Work order 1.
Revise the housing discussion from "Cheers to the" to "is in decline.", replacing "glasses" with "bottles".
Work order 2.
According to the housing discussion, which city leads the nation in foreclosures?

Text block.
··········

Indianapolis leads the nation, with one out of every 69 homes in foreclosure. Atlanta follows closely at 1 in 70 homes. Then Dallas — where the Edwardses live — at 1 in 99. Memphis is fourth at 1 in 101. Denver rounds out the top five at 1 in 105."

And yet, the NAR's ignoramus-in-chief continues to be in denial:

“If the economy stays healthy and creates jobs, you may see these foreclosure rates actually go down in some of these cities,” says David Lereah, chief economist at the National Association of Realtors.

Here's the link:
http://www.msnbc.msn.com/id/12975777/

Housing's inevitable demise is just starting, and I'm loving all of my homebuilder shorts!

prof_investor_40

Anonymous said...

What's amazing is the increase in foreclosures starting in NON-bubble areas.

Of course, they had less equity "cushion" but this means that the actual economic condition of people is a whole lot worse than the blowhards say.

If defaults are up---in the middle of of a 5%+ GDP increase year---and these people bought in a NON-inflated area like Dallas or Indianapolis---we are one f@cked country.

What's happening is pretty obvious: all the increase in wealth is going to a tiny few. Real median wages have been DECLINING for three years---in the middle of a economic boom, at least if you believe the statistics.

Anonymous said...

DOES ANY OF THIS SOUND FAMILIAR?

- Greatly unequal distribution of wealth
- Federal Reserve making discount rate artificially low
- President favors big business and the wealthy
- Prez passes huge tax cuts
- Rapid increase in manufacturing productivity
-- leads to huge rise in corp profits
-- but not to wage increases
- Oversupply of consumer goods
- 3/4 of U.S. consumers spend entire incomes just on necessities
- Level of consumer installment credit doubles in just 4 years
- Extensive stock market speculation
- Record trading volume on NYSE
- Wall St. darling goes from 85 to 400's in just over one year

THESE WERE SOME OF THE CAUSES OF THE GREAT DEPRESSION!

Here's the link:
http://www.gusmorino.com/pag3/greatdepression/

Does anyone else find this disconcerting?

prof_investor_40

p.s. Wall St. darling was RCA then, GOOG now.

Anonymous said...

Yes, they still sell MD 20/20. I think they've actually added a few flavors.

Cheers to the end of the housing bubble, let's all raise our glasses of MD 20/20!

JM

Bots said...

Speaking of The Great Depression...

The "MD" in MD 20/20 actually stands for "Mogen David", as in Mogen David Wine Company, which has been producing shit wine since it was founded in 1933. How appropriate.

Dogcrap Green said...

For whatever it is worth. Constrcution spending rises when home building is in decline.

In 2001 corporate America was in real trouble. Interest rates were slashed during their credit crunch. THe 94% of american that worked though this period up to 2005 reaped the benifits of easy money - hence the home builder boom.

2006 things have turned. Corprate America is making more money than ever. Their credit ratyingshave sored. Their ability to borrow money has improved. And the logic to borrowing money - WE ARE MAKING MONEY OFF OUR ASSETS - is there.

As home building declines. The construction of offices, restraunts, factories, banks leaps forward.

A second phenomim is that school construction takes off. It has a tendicy off lagging housing.

Bottom line is WE NEED THE WORKER MORE NOW THAN EVER BEFORE.

Dogcrap Green said...
This comment has been removed by a blog administrator.
Dogcrap Green said...

Anonymous said...
Too many...
Vacation Homes

I dissagree with Anonymous on this one and have to agree with Foobeca position. The vacation homes will beome the primary residence. It is the house sales in the suburbs that many baby boomer will sell to capture their retirement money.

More "vacation" homes will be built. The new ones will have a well and septic system that can handle 100 gallons a day 365 days a year.

A good business to be in for the home improvement people that lose their jobs in the burbs will be to convert vacation homes into primary residences. Another booming business on the horizon will be to filter out gasoline additives from ground water at the residence. Once more people start drinking well water as their primary source. There will be an explosion of cancer cases.

··········

Available data.
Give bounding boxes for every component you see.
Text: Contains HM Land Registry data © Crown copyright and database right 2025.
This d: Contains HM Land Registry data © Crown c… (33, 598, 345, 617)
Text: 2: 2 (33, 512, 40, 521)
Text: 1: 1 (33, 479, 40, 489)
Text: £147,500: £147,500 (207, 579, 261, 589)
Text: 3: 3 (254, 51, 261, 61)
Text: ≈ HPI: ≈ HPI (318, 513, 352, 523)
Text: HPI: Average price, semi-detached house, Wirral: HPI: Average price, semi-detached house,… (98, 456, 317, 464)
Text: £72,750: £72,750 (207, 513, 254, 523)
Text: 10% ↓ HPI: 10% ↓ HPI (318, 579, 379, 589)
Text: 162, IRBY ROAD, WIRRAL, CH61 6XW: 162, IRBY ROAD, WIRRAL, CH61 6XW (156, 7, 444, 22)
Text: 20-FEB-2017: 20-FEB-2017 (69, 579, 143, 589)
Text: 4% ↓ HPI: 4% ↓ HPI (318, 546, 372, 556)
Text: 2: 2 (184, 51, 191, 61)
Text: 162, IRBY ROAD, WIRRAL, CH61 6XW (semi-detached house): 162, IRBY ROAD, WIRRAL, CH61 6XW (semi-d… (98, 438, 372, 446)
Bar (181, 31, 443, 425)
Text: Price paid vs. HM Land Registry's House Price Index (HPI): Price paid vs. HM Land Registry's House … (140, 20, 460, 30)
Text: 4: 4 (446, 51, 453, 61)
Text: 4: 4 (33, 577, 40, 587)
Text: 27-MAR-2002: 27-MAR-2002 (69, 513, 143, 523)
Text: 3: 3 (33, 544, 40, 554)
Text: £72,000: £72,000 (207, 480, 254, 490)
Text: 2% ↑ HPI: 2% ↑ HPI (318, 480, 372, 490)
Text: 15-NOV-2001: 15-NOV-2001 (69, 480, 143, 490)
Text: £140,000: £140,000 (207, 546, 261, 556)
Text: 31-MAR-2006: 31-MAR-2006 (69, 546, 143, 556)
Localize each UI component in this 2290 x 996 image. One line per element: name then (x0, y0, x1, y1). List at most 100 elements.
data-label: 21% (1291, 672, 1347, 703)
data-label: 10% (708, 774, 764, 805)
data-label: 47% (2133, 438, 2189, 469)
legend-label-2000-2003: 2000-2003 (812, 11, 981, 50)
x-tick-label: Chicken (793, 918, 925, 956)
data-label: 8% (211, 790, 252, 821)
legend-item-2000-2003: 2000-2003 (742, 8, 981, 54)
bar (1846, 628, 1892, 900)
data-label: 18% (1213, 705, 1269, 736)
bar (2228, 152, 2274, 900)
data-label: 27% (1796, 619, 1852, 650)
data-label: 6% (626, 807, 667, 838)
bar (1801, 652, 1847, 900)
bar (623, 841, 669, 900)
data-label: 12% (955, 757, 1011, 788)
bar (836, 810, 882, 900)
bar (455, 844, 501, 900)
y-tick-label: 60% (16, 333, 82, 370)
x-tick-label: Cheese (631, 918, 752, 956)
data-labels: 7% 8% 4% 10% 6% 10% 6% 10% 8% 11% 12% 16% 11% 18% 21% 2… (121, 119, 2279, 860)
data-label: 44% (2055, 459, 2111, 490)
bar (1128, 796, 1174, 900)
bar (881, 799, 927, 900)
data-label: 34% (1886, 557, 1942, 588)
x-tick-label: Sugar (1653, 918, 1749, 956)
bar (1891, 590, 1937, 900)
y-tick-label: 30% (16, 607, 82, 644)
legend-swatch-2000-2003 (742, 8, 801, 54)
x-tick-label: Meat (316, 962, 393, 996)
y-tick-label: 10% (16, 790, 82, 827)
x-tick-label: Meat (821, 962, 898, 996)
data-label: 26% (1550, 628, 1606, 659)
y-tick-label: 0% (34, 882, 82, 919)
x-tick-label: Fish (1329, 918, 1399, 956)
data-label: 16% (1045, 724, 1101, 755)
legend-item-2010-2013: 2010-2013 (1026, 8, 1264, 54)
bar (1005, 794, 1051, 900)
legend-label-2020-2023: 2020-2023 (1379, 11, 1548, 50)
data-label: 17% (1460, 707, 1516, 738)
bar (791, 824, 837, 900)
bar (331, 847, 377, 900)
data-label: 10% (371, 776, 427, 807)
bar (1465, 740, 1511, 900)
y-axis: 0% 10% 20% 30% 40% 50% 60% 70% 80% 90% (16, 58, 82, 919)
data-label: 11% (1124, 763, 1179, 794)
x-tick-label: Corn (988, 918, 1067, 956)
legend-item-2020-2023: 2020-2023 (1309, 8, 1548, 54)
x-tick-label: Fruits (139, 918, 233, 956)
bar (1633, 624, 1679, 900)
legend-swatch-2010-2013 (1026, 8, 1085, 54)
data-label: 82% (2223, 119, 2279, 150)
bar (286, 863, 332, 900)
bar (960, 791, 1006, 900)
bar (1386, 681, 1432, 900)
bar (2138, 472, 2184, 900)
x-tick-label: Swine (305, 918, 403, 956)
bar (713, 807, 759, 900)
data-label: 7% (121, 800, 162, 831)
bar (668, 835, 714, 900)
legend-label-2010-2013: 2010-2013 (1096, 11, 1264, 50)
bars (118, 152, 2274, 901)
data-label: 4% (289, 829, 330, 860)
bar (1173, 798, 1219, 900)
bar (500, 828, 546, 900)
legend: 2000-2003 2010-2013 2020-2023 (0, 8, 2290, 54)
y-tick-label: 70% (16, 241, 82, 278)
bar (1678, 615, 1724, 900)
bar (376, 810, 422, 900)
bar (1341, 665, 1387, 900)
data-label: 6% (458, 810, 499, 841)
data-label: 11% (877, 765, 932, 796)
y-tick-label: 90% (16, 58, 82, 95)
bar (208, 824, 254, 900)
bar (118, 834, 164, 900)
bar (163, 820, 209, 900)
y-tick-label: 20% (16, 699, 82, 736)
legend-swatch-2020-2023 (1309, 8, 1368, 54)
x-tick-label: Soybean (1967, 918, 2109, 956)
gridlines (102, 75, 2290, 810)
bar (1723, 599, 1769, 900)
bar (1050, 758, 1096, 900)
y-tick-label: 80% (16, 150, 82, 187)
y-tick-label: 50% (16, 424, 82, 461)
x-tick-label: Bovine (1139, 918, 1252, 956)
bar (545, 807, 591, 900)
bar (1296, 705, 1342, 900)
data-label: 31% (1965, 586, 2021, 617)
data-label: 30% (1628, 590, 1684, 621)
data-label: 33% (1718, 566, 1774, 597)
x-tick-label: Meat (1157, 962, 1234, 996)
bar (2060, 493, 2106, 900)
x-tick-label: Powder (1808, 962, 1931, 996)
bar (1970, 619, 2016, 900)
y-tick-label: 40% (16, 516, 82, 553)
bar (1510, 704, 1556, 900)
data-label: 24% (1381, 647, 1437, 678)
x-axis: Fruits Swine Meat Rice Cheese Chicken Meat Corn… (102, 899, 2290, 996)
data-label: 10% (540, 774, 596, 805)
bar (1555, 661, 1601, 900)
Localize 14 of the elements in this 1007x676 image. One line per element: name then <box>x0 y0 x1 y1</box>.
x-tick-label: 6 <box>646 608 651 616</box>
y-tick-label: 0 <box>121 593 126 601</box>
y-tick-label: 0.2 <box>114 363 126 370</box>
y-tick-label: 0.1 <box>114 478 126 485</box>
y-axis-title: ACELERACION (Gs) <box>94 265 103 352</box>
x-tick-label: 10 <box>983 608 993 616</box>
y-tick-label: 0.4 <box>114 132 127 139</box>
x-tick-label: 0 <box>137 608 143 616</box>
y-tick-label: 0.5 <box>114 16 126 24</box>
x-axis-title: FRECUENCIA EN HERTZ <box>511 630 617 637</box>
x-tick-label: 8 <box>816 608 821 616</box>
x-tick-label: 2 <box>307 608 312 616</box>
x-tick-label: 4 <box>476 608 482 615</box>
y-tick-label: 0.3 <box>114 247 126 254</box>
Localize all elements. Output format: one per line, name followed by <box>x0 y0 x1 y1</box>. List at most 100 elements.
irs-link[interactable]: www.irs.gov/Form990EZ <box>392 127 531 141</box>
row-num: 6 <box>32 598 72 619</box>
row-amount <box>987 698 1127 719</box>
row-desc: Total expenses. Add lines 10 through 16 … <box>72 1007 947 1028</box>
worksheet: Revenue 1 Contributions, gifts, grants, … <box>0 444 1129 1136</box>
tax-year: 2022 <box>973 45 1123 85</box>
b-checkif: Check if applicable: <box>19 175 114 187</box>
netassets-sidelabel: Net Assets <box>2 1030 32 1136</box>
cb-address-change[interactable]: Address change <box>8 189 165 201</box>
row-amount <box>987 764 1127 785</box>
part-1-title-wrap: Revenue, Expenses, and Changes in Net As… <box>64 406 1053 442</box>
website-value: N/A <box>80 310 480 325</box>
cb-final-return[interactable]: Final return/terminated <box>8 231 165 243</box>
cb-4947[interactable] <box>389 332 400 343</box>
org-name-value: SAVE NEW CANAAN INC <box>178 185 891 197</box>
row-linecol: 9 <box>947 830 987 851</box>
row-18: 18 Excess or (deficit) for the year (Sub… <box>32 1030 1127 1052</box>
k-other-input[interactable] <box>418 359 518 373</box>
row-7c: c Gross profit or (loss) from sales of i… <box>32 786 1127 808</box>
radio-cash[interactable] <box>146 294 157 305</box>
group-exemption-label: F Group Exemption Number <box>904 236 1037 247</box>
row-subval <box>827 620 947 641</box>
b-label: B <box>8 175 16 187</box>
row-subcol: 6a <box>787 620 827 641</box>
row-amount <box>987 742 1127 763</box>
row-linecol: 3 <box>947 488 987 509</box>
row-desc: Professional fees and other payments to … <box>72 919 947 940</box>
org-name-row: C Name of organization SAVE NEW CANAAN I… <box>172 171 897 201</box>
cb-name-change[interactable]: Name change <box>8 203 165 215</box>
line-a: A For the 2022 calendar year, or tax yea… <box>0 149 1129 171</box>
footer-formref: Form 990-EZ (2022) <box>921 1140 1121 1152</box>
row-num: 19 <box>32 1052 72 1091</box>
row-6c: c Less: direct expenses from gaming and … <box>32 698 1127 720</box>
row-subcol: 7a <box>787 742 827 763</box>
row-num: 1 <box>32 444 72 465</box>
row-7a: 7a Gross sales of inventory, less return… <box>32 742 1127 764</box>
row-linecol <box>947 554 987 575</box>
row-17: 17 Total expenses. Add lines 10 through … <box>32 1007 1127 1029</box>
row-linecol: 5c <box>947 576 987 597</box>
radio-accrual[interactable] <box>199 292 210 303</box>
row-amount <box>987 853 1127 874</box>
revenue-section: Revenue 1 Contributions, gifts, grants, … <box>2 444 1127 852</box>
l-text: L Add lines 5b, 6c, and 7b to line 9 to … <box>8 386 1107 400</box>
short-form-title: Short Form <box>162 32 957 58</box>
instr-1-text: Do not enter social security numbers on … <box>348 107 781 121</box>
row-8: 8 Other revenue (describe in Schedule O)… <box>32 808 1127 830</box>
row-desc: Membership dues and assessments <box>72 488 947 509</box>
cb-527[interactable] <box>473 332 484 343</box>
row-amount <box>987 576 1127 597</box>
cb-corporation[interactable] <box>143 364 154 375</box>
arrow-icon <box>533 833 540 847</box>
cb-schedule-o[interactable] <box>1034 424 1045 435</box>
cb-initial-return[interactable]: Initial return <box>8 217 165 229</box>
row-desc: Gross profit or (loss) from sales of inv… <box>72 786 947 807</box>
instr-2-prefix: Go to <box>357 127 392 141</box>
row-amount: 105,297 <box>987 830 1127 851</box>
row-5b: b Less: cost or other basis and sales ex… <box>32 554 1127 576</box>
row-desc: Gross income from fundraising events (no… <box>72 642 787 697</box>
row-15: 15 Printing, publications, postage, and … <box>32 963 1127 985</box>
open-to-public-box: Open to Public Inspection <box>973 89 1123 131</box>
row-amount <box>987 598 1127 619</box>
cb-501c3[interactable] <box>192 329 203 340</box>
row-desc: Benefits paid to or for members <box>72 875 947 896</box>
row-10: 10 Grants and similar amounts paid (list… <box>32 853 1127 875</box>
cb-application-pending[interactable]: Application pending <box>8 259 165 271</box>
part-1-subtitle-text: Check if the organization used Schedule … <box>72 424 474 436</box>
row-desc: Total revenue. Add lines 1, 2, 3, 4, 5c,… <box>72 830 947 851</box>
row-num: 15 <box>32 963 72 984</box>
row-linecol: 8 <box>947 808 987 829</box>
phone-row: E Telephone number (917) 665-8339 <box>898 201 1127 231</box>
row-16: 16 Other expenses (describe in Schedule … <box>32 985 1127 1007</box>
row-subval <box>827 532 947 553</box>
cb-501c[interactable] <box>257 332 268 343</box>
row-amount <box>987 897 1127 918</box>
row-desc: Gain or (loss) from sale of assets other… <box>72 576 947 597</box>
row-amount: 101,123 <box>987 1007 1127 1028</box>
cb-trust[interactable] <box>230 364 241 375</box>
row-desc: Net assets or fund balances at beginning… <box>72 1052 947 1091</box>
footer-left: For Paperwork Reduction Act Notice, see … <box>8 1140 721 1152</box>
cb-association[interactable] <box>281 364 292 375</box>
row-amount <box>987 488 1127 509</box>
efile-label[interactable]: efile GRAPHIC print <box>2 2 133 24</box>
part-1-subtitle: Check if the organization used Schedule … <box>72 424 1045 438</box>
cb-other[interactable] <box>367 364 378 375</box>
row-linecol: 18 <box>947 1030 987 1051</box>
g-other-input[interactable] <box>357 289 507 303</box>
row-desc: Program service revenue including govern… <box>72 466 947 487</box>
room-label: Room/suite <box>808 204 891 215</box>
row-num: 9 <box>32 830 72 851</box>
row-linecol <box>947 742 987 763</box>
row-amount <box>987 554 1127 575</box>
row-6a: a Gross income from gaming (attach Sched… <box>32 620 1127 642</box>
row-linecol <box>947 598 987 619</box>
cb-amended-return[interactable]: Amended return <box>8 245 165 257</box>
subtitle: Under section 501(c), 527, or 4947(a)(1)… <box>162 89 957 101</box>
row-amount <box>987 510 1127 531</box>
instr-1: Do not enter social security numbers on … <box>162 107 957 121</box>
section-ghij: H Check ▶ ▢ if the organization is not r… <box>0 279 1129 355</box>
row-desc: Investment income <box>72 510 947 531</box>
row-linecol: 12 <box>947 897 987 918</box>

··········

Output 1.
Cheers to the end of the housing bubble, let's all raise our bottles of MD 20/20!

JM

Bots said...

Speaking of The Great Depression...

The "MD" in MD 20/20 actually stands for "Mogen David", as in Mogen David Wine Company, which has been producing shit wine since it was founded in 1933. How appropriate.

Dogcrap Green said...

For whatever it is worth. Constrcution spending rises when home building is in decline.

Output 2.
Indianapolis, with one out of every 69 homes in foreclosure.